## The request
Print out the material that follows word for word.
* START Data in this exercise *
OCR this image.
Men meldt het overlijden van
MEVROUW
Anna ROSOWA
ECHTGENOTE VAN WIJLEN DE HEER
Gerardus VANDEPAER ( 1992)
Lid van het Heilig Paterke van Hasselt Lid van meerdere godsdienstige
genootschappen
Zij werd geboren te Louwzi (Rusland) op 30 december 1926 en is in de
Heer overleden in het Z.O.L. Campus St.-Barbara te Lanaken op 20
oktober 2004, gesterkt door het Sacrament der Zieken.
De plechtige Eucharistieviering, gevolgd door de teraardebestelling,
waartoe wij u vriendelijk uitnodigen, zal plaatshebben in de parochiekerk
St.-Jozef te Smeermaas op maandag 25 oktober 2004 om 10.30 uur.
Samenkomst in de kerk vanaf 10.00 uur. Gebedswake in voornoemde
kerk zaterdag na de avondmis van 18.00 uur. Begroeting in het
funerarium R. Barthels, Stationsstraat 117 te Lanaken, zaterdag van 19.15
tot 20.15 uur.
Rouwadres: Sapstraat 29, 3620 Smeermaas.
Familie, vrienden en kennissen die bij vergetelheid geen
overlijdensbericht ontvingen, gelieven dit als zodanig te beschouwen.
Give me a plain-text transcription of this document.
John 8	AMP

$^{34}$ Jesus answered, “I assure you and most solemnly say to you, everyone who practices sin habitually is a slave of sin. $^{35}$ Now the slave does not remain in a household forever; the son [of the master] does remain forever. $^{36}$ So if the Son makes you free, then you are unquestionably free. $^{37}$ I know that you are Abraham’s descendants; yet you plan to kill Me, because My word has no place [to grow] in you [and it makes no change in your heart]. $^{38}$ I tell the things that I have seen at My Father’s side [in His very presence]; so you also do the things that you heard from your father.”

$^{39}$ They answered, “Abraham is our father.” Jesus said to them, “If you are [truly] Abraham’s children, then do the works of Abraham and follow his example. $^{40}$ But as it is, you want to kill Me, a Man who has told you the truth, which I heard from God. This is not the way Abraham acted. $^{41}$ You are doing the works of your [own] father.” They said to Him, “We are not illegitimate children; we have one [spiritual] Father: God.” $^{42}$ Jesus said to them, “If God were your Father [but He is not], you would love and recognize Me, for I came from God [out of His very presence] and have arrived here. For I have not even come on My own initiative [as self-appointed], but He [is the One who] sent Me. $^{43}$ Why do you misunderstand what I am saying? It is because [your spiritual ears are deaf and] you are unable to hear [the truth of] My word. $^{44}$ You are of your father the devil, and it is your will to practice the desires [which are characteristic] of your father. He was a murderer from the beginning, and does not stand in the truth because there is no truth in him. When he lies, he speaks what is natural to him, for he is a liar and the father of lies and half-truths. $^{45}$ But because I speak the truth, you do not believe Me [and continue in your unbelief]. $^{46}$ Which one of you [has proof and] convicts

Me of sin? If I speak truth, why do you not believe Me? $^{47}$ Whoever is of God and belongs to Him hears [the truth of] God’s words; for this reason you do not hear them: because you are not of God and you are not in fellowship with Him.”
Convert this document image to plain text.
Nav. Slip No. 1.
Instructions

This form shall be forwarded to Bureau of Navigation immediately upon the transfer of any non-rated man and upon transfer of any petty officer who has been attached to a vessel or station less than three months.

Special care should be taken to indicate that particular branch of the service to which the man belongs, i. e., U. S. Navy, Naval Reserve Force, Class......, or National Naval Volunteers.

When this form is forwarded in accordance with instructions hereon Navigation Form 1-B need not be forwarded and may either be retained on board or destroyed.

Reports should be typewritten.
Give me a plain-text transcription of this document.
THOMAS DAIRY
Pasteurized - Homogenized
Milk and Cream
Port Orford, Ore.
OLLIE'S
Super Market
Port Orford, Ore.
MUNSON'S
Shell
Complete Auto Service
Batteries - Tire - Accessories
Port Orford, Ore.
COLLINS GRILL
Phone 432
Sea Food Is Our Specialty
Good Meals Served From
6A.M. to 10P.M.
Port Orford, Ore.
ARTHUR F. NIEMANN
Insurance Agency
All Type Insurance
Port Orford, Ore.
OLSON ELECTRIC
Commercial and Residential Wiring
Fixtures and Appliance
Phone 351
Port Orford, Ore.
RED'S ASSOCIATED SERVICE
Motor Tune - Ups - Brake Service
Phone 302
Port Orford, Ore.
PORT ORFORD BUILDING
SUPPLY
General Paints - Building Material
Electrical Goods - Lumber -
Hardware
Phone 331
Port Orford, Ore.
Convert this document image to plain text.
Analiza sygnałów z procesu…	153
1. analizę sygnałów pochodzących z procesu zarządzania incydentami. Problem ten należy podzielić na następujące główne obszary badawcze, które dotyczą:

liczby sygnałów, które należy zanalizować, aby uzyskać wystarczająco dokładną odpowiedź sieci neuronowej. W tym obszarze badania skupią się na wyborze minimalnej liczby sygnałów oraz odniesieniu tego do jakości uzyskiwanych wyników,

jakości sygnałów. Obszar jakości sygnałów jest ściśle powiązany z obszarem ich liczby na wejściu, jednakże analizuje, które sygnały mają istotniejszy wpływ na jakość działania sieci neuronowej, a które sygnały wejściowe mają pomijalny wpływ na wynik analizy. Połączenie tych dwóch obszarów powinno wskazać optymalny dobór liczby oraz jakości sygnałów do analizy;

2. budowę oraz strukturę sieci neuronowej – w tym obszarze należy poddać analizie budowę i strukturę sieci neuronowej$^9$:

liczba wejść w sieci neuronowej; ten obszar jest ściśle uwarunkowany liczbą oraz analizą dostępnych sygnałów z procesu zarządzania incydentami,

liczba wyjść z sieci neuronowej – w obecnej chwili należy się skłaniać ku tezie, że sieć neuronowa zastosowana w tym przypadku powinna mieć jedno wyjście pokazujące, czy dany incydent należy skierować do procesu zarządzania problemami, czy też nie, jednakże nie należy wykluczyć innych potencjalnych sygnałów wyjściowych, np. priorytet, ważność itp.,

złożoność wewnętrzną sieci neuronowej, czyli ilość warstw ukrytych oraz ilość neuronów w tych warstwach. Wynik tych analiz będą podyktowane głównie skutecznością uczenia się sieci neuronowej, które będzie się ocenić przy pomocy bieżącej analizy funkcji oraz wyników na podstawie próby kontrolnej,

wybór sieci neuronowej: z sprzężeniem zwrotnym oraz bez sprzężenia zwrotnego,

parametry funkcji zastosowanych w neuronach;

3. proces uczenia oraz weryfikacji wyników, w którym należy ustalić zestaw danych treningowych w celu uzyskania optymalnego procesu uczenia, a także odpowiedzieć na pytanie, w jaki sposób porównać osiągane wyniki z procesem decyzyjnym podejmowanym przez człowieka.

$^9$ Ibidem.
* END Data in this exercise *
## The result
OCR this image.
Men meldt het overlijden van
MEVROUW
Anna ROSOWA
ECHTGENOTE VAN WIJLEN DE HEER
Gerardus VANDEPAER ( 1992)
Lid van het Heilig Paterke van Hasselt Lid van meerdere godsdienstige
genootschappen
Zij werd geboren te Louwzi (Rusland) op 30 december 1926 en is in de
Heer overleden in het Z.O.L. Campus St.-Barbara te Lanaken op 20
oktober 2004, gesterkt door het Sacrament der Zieken.
De plechtige Eucharistieviering, gevolgd door de teraardebestelling,
waartoe wij u vriendelijk uitnodigen, zal plaatshebben in de parochiekerk
St.-Jozef te Smeermaas op maandag 25 oktober 2004 om 10.30 uur.
Samenkomst in de kerk vanaf 10.00 uur. Gebedswake in voornoemde
kerk zaterdag na de avondmis van 18.00 uur. Begroeting in het
funerarium R. Barthels, Stationsstraat 117 te Lanaken, zaterdag van 19.15
tot 20.15 uur.
Rouwadres: Sapstraat 29, 3620 Smeermaas.
Familie, vrienden en kennissen die bij vergetelheid geen
overlijdensbericht ontvingen, gelieven dit als zodanig te beschouwen.
Give me a plain-text transcription of this document.
John 8	AMP

$^{34}$ Jesus answered, “I assure you and most solemnly say to you, everyone who practices sin habitually is a slave of sin. $^{35}$ Now the slave does not remain in a household forever; the son [of the master] does remain forever. $^{36}$ So if the Son makes you free, then you are unquestionably free. $^{37}$ I know that you are Abraham’s descendants; yet you plan to kill Me, because My word has no place [to grow] in you [and it makes no change in your heart]. $^{38}$ I tell the things that I have seen at My Father’s side [in His very presence]; so you also do the things that you heard from your father.”

$^{39}$ They answered, “Abraham is our father.” Jesus said to them, “If you are [truly] Abraham’s children, then do the works of Abraham and follow his example. $^{40}$ But as it is, you want to kill Me, a Man who has told you the truth, which I heard from God. This is not the way Abraham acted. $^{41}$ You are doing the works of your [own] father.” They said to Him, “We are not illegitimate children; we have one [spiritual] Father: God.” $^{42}$ Jesus said to them, “If God were your Father [but He is not], you would love and recognize Me, for I came from God [out of His very presence] and have arrived here. For I have not even come on My own initiative [as self-appointed], but He [is the One who] sent Me. $^{43}$ Why do you misunderstand what I am saying? It is because [your spiritual ears are deaf and] you are unable to hear [the truth of] My word. $^{44}$ You are of your father the devil, and it is your will to practice the desires [which are characteristic] of your father. He was a murderer from the beginning, and does not stand in the truth because there is no truth in him. When he lies, he speaks what is natural to him, for he is a liar and the father of lies and half-truths. $^{45}$ But because I speak the truth, you do not believe Me [and continue in your unbelief]. $^{46}$ Which one of you [has proof and] convicts

Me of sin? If I speak truth, why do you not believe Me? $^{47}$ Whoever is of God and belongs to Him hears [the truth of] God’s words; for this reason you do not hear them: because you are not of God and you are not in fellowship with Him.”
Convert this document image to plain text.
Nav. Slip No. 1.
Instructions

This form shall be forwarded to Bureau of Navigation immediately upon the transfer of any non-rated man and upon transfer of any petty officer who has been attached to a vessel or station less than three months.

Special care should be taken to indicate that particular branch of the service to which the man belongs, i. e., U. S. Navy, Naval Reserve Force, Class......, or National Naval Volunteers.

When this form is forwarded in accordance with instructions hereon Navigation Form 1-B need not be forwarded and may either be retained on board or destroyed.

Reports should be typewritten.
Give me a plain-text transcription of this document.
THOMAS DAIRY
Pasteurized - Homogenized
Milk and Cream
Port Orford, Ore.
OLLIE'S
Super Market
Port Orford, Ore.
MUNSON'S
Shell
Complete Auto Service
Batteries - Tire - Accessories
Port Orford, Ore.
COLLINS GRILL
Phone 432
Sea Food Is Our Specialty
Good Meals Served From
6A.M. to 10P.M.
Port Orford, Ore.
ARTHUR F. NIEMANN
Insurance Agency
All Type Insurance
Port Orford, Ore.
OLSON ELECTRIC
Commercial and Residential Wiring
Fixtures and Appliance
Phone 351
Port Orford, Ore.
RED'S ASSOCIATED SERVICE
Motor Tune - Ups - Brake Service
Phone 302
Port Orford, Ore.
PORT ORFORD BUILDING
SUPPLY
General Paints - Building Material
Electrical Goods - Lumber -
Hardware
Phone 331
Port Orford, Ore.
Convert this document image to plain text.
Analiza sygnałów z procesu…	153
1. analizę sygnałów pochodzących z procesu zarządzania incydentami. Problem ten należy podzielić na następujące główne obszary badawcze, które dotyczą:

liczby sygnałów, które należy zanalizować, aby uzyskać wystarczająco dokładną odpowiedź sieci neuronowej. W tym obszarze badania skupią się na wyborze minimalnej liczby sygnałów oraz odniesieniu tego do jakości uzyskiwanych wyników,

jakości sygnałów. Obszar jakości sygnałów jest ściśle powiązany z obszarem ich liczby na wejściu, jednakże analizuje, które sygnały mają istotniejszy wpływ na jakość działania sieci neuronowej, a które sygnały wejściowe mają pomijalny wpływ na wynik analizy. Połączenie tych dwóch obszarów powinno wskazać optymalny dobór liczby oraz jakości sygnałów do analizy;

2. budowę oraz strukturę sieci neuronowej – w tym obszarze należy poddać analizie budowę i strukturę sieci neuronowej$^9$:

liczba wejść w sieci neuronowej; ten obszar jest ściśle uwarunkowany liczbą oraz analizą dostępnych sygnałów z procesu zarządzania incydentami,

liczba wyjść z sieci neuronowej – w obecnej chwili należy się skłaniać ku tezie, że sieć neuronowa zastosowana w tym przypadku powinna mieć jedno wyjście pokazujące, czy dany incydent należy skierować do procesu zarządzania problemami, czy też nie, jednakże nie należy wykluczyć innych potencjalnych sygnałów wyjściowych, np. priorytet, ważność itp.,

złożoność wewnętrzną sieci neuronowej, czyli ilość warstw ukrytych oraz ilość neuronów w tych warstwach. Wynik tych analiz będą podyktowane głównie skutecznością uczenia się sieci neuronowej, które będzie się ocenić przy pomocy bieżącej analizy funkcji oraz wyników na podstawie próby kontrolnej,

wybór sieci neuronowej: z sprzężeniem zwrotnym oraz bez sprzężenia zwrotnego,

parametry funkcji zastosowanych w neuronach;

3. proces uczenia oraz weryfikacji wyników, w którym należy ustalić zestaw danych treningowych w celu uzyskania optymalnego procesu uczenia, a także odpowiedzieć na pytanie, w jaki sposób porównać osiągane wyniki z procesem decyzyjnym podejmowanym przez człowieka.

$^9$ Ibidem.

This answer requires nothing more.